Task goal: Copy out the complete listing, word for word.

>> Begin Extracted entries

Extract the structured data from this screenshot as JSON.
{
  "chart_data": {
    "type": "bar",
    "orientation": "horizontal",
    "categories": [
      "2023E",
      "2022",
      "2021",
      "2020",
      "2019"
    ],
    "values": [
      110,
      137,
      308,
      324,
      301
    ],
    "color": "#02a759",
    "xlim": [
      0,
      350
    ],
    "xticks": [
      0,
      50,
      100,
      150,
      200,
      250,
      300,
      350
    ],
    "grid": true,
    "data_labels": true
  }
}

>> End Extracted entries

Answer to this exercise:
Extract the structured data from this screenshot as JSON.
{
  "chart_data": {
    "type": "bar",
    "orientation": "horizontal",
    "categories": [
      "2023E",
      "2022",
      "2021",
      "2020",
      "2019"
    ],
    "values": [
      110,
      137,
      308,
      324,
      301
    ],
    "color": "#02a759",
    "xlim": [
      0,
      350
    ],
    "xticks": [
      0,
      50,
      100,
      150,
      200,
      250,
      300,
      350
    ],
    "grid": true,
    "data_labels": true
  }
}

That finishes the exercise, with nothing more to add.